■ EXERCISE OBJECTIVE:
Your answer should be a single number: the count of lines containing "como".

■ Dataset records:
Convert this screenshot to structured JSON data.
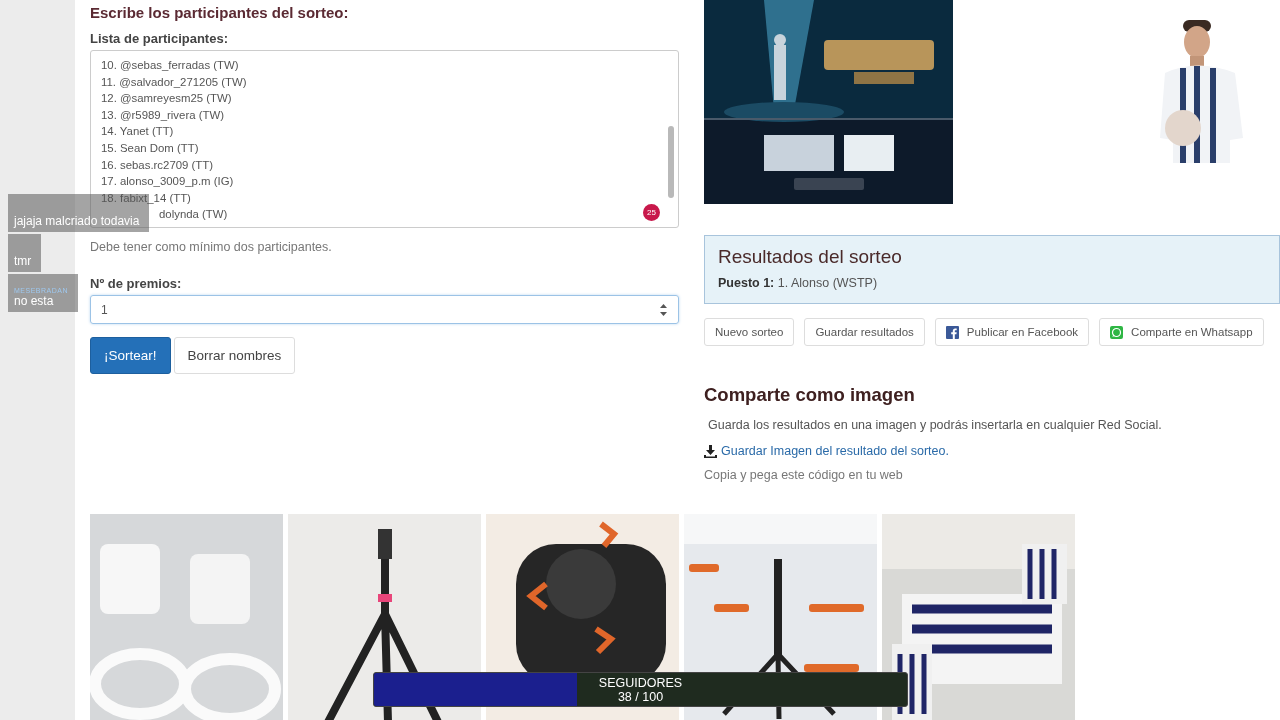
{
  "form": {
    "title": "Escribe los participantes del sorteo:",
    "list_label": "Lista de participantes:",
    "participants": [
      {
        "text": "10. @sebas_ferradas (TW)",
        "kind": "whole"
      },
      {
        "text": "11. @salvador_271205 (TW)",
        "kind": "whole"
      },
      {
        "text": "12. @samreyesm25 (TW)",
        "kind": "whole"
      },
      {
        "text": "13. @r5989_rivera (TW)",
        "kind": "whole"
      },
      {
        "text": "14. Yanet (TT)",
        "kind": "whole"
      },
      {
        "text": "15. Sean Dom (TT)",
        "kind": "whole"
      },
      {
        "text": "16. sebas.rc2709 (TT)",
        "kind": "whole"
      },
      {
        "text": "17. alonso_3009_p.m (IG)",
        "kind": "whole"
      },
      {
        "text": "18. fabixt_14 (TT)",
        "kind": "whole"
      },
      {
        "text": "dolynda (TW)",
        "kind": "covered"
      }
    ],
    "badge": "25",
    "help": "Debe tener como mínimo dos participantes.",
    "prizes_label": "Nº de premios:",
    "prizes_value": "1",
    "buttons": [
      {
        "label": "¡Sortear!",
        "kind": "primary"
      },
      {
        "label": "Borrar nombres",
        "kind": "default"
      }
    ]
  },
  "results": {
    "title": "Resultados del sorteo",
    "entries": [
      {
        "place": "Puesto 1:",
        "winner": "1. Alonso (WSTP)"
      }
    ]
  },
  "actions": [
    {
      "label": "Nuevo sorteo",
      "kind": "plain"
    },
    {
      "label": "Guardar resultados",
      "kind": "plain"
    },
    {
      "label": "Publicar en Facebook",
      "kind": "facebook"
    },
    {
      "label": "Comparte en Whatsapp",
      "kind": "whatsapp"
    }
  ],
  "share": {
    "title": "Comparte como imagen",
    "text": "Guarda los resultados en una imagen y podrás insertarla en cualquier Red Social.",
    "link": "Guardar Imagen del resultado del sorteo.",
    "code_label": "Copia y pega este código en tu web"
  },
  "products": [
    {
      "kind": "charger"
    },
    {
      "kind": "tripod"
    },
    {
      "kind": "closeup"
    },
    {
      "kind": "stand"
    },
    {
      "kind": "table"
    }
  ],
  "chat": [
    {
      "message": "jajaja malcriado todavia"
    },
    {
      "message": "tmr"
    },
    {
      "user": "MESEBRADAN",
      "message": "no esta"
    }
  ],
  "followers": {
    "label": "SEGUIDORES",
    "reading": "38 / 100",
    "level": 0.38
  }
}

■ FINAL RESULT:
2